Search the material for the string "Written", then return every line where it is found.

----

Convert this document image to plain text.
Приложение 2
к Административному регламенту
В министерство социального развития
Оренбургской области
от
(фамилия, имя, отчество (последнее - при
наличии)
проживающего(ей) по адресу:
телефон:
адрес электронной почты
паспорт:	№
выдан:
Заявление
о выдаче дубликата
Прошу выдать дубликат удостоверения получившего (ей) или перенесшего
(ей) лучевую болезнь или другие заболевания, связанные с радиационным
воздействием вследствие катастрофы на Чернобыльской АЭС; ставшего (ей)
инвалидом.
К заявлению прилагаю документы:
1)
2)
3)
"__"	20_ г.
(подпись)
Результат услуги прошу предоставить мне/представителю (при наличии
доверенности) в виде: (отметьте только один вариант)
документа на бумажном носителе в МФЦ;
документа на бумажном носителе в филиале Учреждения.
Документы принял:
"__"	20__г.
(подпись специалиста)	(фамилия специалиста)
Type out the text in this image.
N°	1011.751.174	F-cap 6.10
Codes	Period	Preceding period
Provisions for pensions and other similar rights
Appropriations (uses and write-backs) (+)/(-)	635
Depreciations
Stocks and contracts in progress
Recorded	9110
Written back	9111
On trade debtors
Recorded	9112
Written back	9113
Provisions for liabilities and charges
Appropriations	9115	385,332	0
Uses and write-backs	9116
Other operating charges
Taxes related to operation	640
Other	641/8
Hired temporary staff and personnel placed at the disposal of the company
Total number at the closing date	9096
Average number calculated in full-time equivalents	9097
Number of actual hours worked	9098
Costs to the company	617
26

----

Solution to the exercise |
Written back	9111
Written back	9113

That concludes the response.